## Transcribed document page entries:
○ ○ ○ ○ ○
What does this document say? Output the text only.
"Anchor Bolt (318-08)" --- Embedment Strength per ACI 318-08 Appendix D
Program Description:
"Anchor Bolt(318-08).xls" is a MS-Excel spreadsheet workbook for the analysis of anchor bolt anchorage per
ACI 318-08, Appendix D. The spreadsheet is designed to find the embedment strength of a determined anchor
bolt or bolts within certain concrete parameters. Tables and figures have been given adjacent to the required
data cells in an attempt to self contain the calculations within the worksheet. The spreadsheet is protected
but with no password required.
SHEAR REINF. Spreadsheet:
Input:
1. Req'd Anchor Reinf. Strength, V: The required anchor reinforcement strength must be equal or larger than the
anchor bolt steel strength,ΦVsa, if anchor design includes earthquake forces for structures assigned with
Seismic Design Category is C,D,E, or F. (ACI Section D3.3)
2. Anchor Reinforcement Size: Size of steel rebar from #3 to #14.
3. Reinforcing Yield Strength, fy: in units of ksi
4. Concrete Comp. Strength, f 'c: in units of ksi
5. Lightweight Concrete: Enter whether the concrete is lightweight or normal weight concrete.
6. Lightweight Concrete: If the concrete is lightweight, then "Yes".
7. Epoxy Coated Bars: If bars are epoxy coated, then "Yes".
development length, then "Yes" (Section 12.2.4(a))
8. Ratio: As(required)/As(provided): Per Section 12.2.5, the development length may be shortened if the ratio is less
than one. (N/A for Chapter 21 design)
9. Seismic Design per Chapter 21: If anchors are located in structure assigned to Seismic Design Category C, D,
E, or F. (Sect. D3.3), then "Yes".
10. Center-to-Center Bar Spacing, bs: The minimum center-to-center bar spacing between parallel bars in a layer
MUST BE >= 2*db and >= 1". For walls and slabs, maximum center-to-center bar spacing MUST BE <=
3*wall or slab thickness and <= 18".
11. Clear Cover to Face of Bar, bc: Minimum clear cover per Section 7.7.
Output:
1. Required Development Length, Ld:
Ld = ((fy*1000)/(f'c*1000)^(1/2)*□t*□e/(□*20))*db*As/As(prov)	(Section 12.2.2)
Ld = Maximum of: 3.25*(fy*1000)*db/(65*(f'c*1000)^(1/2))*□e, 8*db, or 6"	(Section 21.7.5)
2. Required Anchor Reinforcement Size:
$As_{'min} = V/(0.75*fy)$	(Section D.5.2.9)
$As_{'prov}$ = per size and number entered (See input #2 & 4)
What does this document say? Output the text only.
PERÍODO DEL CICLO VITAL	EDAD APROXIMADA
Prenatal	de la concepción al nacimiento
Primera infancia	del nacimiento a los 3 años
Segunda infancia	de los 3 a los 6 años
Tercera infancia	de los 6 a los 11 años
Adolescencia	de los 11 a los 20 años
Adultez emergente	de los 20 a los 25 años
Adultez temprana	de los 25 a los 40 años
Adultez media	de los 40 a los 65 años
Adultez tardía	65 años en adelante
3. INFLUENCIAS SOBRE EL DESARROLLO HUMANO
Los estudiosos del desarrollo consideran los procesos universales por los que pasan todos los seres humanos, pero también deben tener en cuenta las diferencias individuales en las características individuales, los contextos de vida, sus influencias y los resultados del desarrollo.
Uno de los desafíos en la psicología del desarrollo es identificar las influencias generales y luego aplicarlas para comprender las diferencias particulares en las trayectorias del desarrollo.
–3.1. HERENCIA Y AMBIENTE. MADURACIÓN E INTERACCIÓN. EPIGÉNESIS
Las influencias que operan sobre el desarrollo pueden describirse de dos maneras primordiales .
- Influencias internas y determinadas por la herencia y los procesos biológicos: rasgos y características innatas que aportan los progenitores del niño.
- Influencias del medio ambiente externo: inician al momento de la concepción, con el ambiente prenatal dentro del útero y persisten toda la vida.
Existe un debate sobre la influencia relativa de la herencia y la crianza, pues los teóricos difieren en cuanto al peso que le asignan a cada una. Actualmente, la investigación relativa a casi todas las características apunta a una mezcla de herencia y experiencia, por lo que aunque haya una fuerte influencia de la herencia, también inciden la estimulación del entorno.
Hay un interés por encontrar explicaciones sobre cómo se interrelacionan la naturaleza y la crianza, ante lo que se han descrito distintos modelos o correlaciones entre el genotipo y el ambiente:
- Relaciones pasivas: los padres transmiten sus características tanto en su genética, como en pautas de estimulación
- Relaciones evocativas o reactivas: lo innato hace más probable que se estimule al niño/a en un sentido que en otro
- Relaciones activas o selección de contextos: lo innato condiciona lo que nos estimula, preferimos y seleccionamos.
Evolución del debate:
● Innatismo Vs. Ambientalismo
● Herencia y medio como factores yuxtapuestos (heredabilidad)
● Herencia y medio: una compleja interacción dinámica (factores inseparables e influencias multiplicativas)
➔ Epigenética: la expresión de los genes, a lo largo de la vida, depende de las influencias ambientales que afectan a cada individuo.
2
○ ○ ○ ○ ○
## WHAT IS REQUIRED:
What is needed is the data above, output in full and exactly as it stands.

## TASK SOLUTION:
What does this document say? Output the text only.
"Anchor Bolt (318-08)" --- Embedment Strength per ACI 318-08 Appendix D
Program Description:
"Anchor Bolt(318-08).xls" is a MS-Excel spreadsheet workbook for the analysis of anchor bolt anchorage per
ACI 318-08, Appendix D. The spreadsheet is designed to find the embedment strength of a determined anchor
bolt or bolts within certain concrete parameters. Tables and figures have been given adjacent to the required
data cells in an attempt to self contain the calculations within the worksheet. The spreadsheet is protected
but with no password required.
SHEAR REINF. Spreadsheet:
Input:
1. Req'd Anchor Reinf. Strength, V: The required anchor reinforcement strength must be equal or larger than the
anchor bolt steel strength,ΦVsa, if anchor design includes earthquake forces for structures assigned with
Seismic Design Category is C,D,E, or F. (ACI Section D3.3)
2. Anchor Reinforcement Size: Size of steel rebar from #3 to #14.
3. Reinforcing Yield Strength, fy: in units of ksi
4. Concrete Comp. Strength, f 'c: in units of ksi
5. Lightweight Concrete: Enter whether the concrete is lightweight or normal weight concrete.
6. Lightweight Concrete: If the concrete is lightweight, then "Yes".
7. Epoxy Coated Bars: If bars are epoxy coated, then "Yes".
development length, then "Yes" (Section 12.2.4(a))
8. Ratio: As(required)/As(provided): Per Section 12.2.5, the development length may be shortened if the ratio is less
than one. (N/A for Chapter 21 design)
9. Seismic Design per Chapter 21: If anchors are located in structure assigned to Seismic Design Category C, D,
E, or F. (Sect. D3.3), then "Yes".
10. Center-to-Center Bar Spacing, bs: The minimum center-to-center bar spacing between parallel bars in a layer
MUST BE >= 2*db and >= 1". For walls and slabs, maximum center-to-center bar spacing MUST BE <=
3*wall or slab thickness and <= 18".
11. Clear Cover to Face of Bar, bc: Minimum clear cover per Section 7.7.
Output:
1. Required Development Length, Ld:
Ld = ((fy*1000)/(f'c*1000)^(1/2)*□t*□e/(□*20))*db*As/As(prov)	(Section 12.2.2)
Ld = Maximum of: 3.25*(fy*1000)*db/(65*(f'c*1000)^(1/2))*□e, 8*db, or 6"	(Section 21.7.5)
2. Required Anchor Reinforcement Size:
$As_{'min} = V/(0.75*fy)$	(Section D.5.2.9)
$As_{'prov}$ = per size and number entered (See input #2 & 4)
What does this document say? Output the text only.
PERÍODO DEL CICLO VITAL	EDAD APROXIMADA
Prenatal	de la concepción al nacimiento
Primera infancia	del nacimiento a los 3 años
Segunda infancia	de los 3 a los 6 años
Tercera infancia	de los 6 a los 11 años
Adolescencia	de los 11 a los 20 años
Adultez emergente	de los 20 a los 25 años
Adultez temprana	de los 25 a los 40 años
Adultez media	de los 40 a los 65 años
Adultez tardía	65 años en adelante
3. INFLUENCIAS SOBRE EL DESARROLLO HUMANO
Los estudiosos del desarrollo consideran los procesos universales por los que pasan todos los seres humanos, pero también deben tener en cuenta las diferencias individuales en las características individuales, los contextos de vida, sus influencias y los resultados del desarrollo.
Uno de los desafíos en la psicología del desarrollo es identificar las influencias generales y luego aplicarlas para comprender las diferencias particulares en las trayectorias del desarrollo.
–3.1. HERENCIA Y AMBIENTE. MADURACIÓN E INTERACCIÓN. EPIGÉNESIS
Las influencias que operan sobre el desarrollo pueden describirse de dos maneras primordiales .
- Influencias internas y determinadas por la herencia y los procesos biológicos: rasgos y características innatas que aportan los progenitores del niño.
- Influencias del medio ambiente externo: inician al momento de la concepción, con el ambiente prenatal dentro del útero y persisten toda la vida.
Existe un debate sobre la influencia relativa de la herencia y la crianza, pues los teóricos difieren en cuanto al peso que le asignan a cada una. Actualmente, la investigación relativa a casi todas las características apunta a una mezcla de herencia y experiencia, por lo que aunque haya una fuerte influencia de la herencia, también inciden la estimulación del entorno.
Hay un interés por encontrar explicaciones sobre cómo se interrelacionan la naturaleza y la crianza, ante lo que se han descrito distintos modelos o correlaciones entre el genotipo y el ambiente:
- Relaciones pasivas: los padres transmiten sus características tanto en su genética, como en pautas de estimulación
- Relaciones evocativas o reactivas: lo innato hace más probable que se estimule al niño/a en un sentido que en otro
- Relaciones activas o selección de contextos: lo innato condiciona lo que nos estimula, preferimos y seleccionamos.
Evolución del debate:
● Innatismo Vs. Ambientalismo
● Herencia y medio como factores yuxtapuestos (heredabilidad)
● Herencia y medio: una compleja interacción dinámica (factores inseparables e influencias multiplicativas)
➔ Epigenética: la expresión de los genes, a lo largo de la vida, depende de las influencias ambientales que afectan a cada individuo.
2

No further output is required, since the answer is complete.